> _Task statement_: Transcribe the records below exactly as they appear.

— Start of Provided entries —

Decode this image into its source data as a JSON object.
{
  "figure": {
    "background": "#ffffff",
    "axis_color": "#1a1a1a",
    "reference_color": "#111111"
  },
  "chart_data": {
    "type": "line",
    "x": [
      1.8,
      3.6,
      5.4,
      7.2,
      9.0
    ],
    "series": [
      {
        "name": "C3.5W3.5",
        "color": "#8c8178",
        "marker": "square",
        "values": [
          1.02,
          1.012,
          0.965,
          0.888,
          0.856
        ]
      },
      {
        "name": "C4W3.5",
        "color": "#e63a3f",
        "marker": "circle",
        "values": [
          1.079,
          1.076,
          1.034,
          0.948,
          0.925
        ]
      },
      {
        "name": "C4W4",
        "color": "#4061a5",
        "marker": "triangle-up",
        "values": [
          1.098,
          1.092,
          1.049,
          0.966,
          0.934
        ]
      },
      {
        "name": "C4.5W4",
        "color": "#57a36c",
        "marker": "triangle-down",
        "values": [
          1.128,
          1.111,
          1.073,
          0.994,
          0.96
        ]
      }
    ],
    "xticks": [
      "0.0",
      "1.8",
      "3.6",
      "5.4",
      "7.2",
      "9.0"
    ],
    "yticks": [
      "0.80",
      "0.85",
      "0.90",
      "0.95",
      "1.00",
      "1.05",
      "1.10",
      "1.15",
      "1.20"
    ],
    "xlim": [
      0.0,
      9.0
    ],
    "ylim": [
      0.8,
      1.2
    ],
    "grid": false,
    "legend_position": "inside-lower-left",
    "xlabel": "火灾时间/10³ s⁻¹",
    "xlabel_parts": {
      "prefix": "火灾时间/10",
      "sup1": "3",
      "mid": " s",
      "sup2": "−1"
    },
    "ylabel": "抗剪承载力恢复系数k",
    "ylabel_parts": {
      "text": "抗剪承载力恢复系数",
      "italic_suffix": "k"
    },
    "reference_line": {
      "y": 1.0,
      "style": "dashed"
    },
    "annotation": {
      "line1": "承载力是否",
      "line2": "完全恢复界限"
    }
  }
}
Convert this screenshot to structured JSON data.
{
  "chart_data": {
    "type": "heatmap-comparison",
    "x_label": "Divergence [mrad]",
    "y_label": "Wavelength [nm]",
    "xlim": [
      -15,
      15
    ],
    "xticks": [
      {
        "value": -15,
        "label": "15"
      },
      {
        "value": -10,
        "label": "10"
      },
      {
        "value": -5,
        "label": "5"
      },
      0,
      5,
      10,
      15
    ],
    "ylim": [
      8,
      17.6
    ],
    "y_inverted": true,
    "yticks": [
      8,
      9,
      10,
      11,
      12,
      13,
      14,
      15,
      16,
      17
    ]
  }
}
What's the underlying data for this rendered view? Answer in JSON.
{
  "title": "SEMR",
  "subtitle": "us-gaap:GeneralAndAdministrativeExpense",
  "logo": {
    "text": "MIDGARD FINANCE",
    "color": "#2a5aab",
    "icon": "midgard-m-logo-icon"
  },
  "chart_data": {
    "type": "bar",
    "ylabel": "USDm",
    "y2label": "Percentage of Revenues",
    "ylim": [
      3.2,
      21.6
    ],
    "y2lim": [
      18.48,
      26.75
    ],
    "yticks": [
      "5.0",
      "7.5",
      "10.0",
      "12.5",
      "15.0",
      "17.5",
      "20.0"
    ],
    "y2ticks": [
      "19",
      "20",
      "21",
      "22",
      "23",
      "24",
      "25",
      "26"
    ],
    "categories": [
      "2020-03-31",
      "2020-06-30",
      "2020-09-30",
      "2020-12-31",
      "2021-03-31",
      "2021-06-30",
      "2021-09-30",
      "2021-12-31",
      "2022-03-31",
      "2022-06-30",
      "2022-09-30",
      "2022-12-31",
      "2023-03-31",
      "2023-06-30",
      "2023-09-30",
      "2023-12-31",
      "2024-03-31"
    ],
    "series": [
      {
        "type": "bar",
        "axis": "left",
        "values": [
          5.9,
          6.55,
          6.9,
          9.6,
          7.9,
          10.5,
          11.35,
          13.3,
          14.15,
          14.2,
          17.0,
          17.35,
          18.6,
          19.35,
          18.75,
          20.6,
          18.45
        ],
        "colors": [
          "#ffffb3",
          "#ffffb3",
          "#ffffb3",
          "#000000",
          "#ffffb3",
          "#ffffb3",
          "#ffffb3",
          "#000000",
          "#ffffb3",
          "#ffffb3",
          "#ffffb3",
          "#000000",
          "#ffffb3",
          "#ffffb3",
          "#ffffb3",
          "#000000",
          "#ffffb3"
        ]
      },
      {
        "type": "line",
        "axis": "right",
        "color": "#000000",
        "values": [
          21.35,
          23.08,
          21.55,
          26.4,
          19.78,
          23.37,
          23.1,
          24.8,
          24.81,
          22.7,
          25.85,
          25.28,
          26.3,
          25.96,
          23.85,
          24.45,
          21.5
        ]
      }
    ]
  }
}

— End of Provided entries —

> _Problem solution_:
Decode this image into its source data as a JSON object.
{
  "figure": {
    "background": "#ffffff",
    "axis_color": "#1a1a1a",
    "reference_color": "#111111"
  },
  "chart_data": {
    "type": "line",
    "x": [
      1.8,
      3.6,
      5.4,
      7.2,
      9.0
    ],
    "series": [
      {
        "name": "C3.5W3.5",
        "color": "#8c8178",
        "marker": "square",
        "values": [
          1.02,
          1.012,
          0.965,
          0.888,
          0.856
        ]
      },
      {
        "name": "C4W3.5",
        "color": "#e63a3f",
        "marker": "circle",
        "values": [
          1.079,
          1.076,
          1.034,
          0.948,
          0.925
        ]
      },
      {
        "name": "C4W4",
        "color": "#4061a5",
        "marker": "triangle-up",
        "values": [
          1.098,
          1.092,
          1.049,
          0.966,
          0.934
        ]
      },
      {
        "name": "C4.5W4",
        "color": "#57a36c",
        "marker": "triangle-down",
        "values": [
          1.128,
          1.111,
          1.073,
          0.994,
          0.96
        ]
      }
    ],
    "xticks": [
      "0.0",
      "1.8",
      "3.6",
      "5.4",
      "7.2",
      "9.0"
    ],
    "yticks": [
      "0.80",
      "0.85",
      "0.90",
      "0.95",
      "1.00",
      "1.05",
      "1.10",
      "1.15",
      "1.20"
    ],
    "xlim": [
      0.0,
      9.0
    ],
    "ylim": [
      0.8,
      1.2
    ],
    "grid": false,
    "legend_position": "inside-lower-left",
    "xlabel": "火灾时间/10³ s⁻¹",
    "xlabel_parts": {
      "prefix": "火灾时间/10",
      "sup1": "3",
      "mid": " s",
      "sup2": "−1"
    },
    "ylabel": "抗剪承载力恢复系数k",
    "ylabel_parts": {
      "text": "抗剪承载力恢复系数",
      "italic_suffix": "k"
    },
    "reference_line": {
      "y": 1.0,
      "style": "dashed"
    },
    "annotation": {
      "line1": "承载力是否",
      "line2": "完全恢复界限"
    }
  }
}
Convert this screenshot to structured JSON data.
{
  "chart_data": {
    "type": "heatmap-comparison",
    "x_label": "Divergence [mrad]",
    "y_label": "Wavelength [nm]",
    "xlim": [
      -15,
      15
    ],
    "xticks": [
      {
        "value": -15,
        "label": "15"
      },
      {
        "value": -10,
        "label": "10"
      },
      {
        "value": -5,
        "label": "5"
      },
      0,
      5,
      10,
      15
    ],
    "ylim": [
      8,
      17.6
    ],
    "y_inverted": true,
    "yticks": [
      8,
      9,
      10,
      11,
      12,
      13,
      14,
      15,
      16,
      17
    ]
  }
}
What's the underlying data for this rendered view? Answer in JSON.
{
  "title": "SEMR",
  "subtitle": "us-gaap:GeneralAndAdministrativeExpense",
  "logo": {
    "text": "MIDGARD FINANCE",
    "color": "#2a5aab",
    "icon": "midgard-m-logo-icon"
  },
  "chart_data": {
    "type": "bar",
    "ylabel": "USDm",
    "y2label": "Percentage of Revenues",
    "ylim": [
      3.2,
      21.6
    ],
    "y2lim": [
      18.48,
      26.75
    ],
    "yticks": [
      "5.0",
      "7.5",
      "10.0",
      "12.5",
      "15.0",
      "17.5",
      "20.0"
    ],
    "y2ticks": [
      "19",
      "20",
      "21",
      "22",
      "23",
      "24",
      "25",
      "26"
    ],
    "categories": [
      "2020-03-31",
      "2020-06-30",
      "2020-09-30",
      "2020-12-31",
      "2021-03-31",
      "2021-06-30",
      "2021-09-30",
      "2021-12-31",
      "2022-03-31",
      "2022-06-30",
      "2022-09-30",
      "2022-12-31",
      "2023-03-31",
      "2023-06-30",
      "2023-09-30",
      "2023-12-31",
      "2024-03-31"
    ],
    "series": [
      {
        "type": "bar",
        "axis": "left",
        "values": [
          5.9,
          6.55,
          6.9,
          9.6,
          7.9,
          10.5,
          11.35,
          13.3,
          14.15,
          14.2,
          17.0,
          17.35,
          18.6,
          19.35,
          18.75,
          20.6,
          18.45
        ],
        "colors": [
          "#ffffb3",
          "#ffffb3",
          "#ffffb3",
          "#000000",
          "#ffffb3",
          "#ffffb3",
          "#ffffb3",
          "#000000",
          "#ffffb3",
          "#ffffb3",
          "#ffffb3",
          "#000000",
          "#ffffb3",
          "#ffffb3",
          "#ffffb3",
          "#000000",
          "#ffffb3"
        ]
      },
      {
        "type": "line",
        "axis": "right",
        "color": "#000000",
        "values": [
          21.35,
          23.08,
          21.55,
          26.4,
          19.78,
          23.37,
          23.1,
          24.8,
          24.81,
          22.7,
          25.85,
          25.28,
          26.3,
          25.96,
          23.85,
          24.45,
          21.5
        ]
      }
    ]
  }
}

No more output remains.